## [EXERCISE BRIEF]
Tally how many lines hold the string "brand". Your reply should be that number alone.

## [DATASET]
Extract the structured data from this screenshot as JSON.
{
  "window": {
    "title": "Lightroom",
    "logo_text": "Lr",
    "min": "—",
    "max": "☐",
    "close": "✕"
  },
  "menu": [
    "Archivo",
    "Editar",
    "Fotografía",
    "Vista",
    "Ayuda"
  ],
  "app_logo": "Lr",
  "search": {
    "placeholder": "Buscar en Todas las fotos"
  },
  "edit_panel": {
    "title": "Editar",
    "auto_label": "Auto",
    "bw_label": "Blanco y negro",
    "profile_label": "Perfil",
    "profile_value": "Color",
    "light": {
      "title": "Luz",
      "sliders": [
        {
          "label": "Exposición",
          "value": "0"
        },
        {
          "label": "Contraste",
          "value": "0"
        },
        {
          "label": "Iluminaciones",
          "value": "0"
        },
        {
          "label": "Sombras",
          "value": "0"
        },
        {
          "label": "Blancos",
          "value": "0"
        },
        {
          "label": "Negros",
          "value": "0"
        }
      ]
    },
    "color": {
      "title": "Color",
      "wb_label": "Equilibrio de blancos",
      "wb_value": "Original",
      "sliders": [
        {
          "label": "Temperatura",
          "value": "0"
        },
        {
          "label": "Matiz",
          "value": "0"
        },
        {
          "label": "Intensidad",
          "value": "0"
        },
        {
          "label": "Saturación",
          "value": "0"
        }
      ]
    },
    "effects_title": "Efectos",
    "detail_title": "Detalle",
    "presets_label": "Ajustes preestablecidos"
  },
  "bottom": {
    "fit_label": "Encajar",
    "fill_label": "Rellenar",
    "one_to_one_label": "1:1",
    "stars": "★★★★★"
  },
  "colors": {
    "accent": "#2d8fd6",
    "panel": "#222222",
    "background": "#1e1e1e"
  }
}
--
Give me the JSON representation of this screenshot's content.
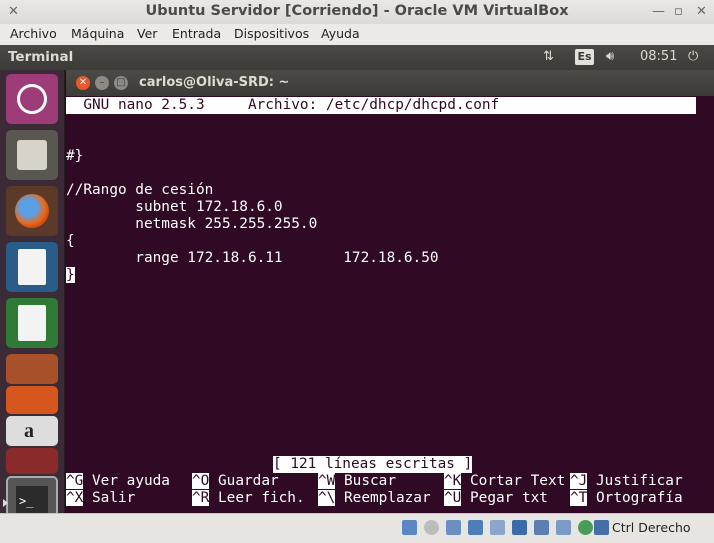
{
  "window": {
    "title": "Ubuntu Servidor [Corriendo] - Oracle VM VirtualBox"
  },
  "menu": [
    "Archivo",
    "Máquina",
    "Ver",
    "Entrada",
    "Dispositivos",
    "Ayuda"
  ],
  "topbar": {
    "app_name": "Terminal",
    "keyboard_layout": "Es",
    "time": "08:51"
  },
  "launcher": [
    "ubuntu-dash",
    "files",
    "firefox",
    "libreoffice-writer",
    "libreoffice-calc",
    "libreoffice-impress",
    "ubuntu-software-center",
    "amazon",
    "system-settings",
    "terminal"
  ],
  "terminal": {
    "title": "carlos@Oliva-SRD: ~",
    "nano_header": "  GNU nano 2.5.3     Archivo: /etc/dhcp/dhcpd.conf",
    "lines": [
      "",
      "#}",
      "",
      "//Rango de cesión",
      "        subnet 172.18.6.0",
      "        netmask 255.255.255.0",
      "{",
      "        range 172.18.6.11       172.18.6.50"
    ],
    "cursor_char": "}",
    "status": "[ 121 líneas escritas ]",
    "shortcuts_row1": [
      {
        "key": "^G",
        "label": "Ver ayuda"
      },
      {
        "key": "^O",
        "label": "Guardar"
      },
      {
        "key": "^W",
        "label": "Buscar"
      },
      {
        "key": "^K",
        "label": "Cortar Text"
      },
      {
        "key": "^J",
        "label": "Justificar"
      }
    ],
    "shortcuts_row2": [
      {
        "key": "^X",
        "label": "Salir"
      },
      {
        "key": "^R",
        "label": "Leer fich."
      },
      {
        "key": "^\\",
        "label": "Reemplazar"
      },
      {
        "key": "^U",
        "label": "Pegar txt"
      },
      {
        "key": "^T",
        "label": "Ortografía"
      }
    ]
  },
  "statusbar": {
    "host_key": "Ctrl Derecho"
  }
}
---
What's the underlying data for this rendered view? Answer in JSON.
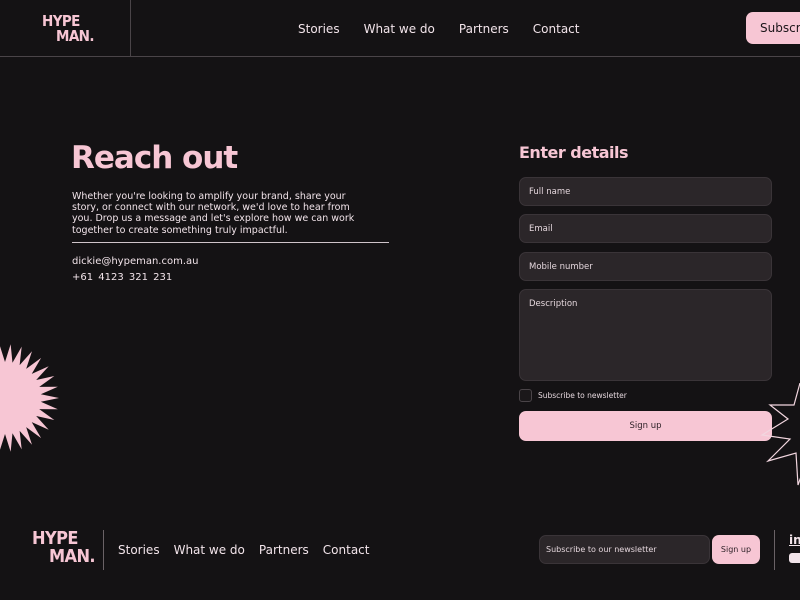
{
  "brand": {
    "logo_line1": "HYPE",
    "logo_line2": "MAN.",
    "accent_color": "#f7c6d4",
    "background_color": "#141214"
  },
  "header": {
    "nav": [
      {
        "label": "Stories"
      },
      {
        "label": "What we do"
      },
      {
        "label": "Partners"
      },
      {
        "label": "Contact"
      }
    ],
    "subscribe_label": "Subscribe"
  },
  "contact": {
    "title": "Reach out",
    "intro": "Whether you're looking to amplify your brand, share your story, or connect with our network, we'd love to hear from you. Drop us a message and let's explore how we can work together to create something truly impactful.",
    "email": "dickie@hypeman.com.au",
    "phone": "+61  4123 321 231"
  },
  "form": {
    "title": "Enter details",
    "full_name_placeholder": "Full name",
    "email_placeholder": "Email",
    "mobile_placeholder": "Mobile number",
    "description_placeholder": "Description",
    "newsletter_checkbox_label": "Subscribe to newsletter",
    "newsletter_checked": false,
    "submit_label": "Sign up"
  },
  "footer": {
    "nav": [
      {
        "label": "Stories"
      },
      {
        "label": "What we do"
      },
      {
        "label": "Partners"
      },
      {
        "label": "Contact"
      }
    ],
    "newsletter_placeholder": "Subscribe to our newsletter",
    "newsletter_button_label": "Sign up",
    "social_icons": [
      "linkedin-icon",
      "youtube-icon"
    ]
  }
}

## [TASK RESPONSE]
2